▶ _Brief_
Output a single figure: the number of lines in which the word "header" appears.

▶ _Provided entries_

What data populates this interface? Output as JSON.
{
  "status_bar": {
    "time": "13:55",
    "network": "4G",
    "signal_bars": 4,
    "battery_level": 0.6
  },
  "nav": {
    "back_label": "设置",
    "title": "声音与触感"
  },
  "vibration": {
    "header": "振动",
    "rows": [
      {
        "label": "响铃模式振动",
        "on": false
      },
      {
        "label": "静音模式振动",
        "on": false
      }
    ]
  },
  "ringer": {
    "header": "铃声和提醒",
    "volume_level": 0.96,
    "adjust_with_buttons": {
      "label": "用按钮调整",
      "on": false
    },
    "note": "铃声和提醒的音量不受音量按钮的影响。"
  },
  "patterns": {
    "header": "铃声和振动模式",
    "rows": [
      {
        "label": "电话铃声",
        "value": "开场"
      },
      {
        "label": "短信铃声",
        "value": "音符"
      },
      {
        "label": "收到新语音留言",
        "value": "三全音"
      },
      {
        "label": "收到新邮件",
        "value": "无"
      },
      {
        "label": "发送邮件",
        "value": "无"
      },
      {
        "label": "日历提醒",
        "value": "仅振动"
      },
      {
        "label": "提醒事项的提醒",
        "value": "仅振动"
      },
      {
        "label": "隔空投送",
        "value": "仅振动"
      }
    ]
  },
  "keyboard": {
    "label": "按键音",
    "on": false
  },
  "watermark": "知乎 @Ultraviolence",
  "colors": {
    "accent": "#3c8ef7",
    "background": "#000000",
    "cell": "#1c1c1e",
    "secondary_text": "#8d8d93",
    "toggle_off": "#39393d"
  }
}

▶ _Written answer_
3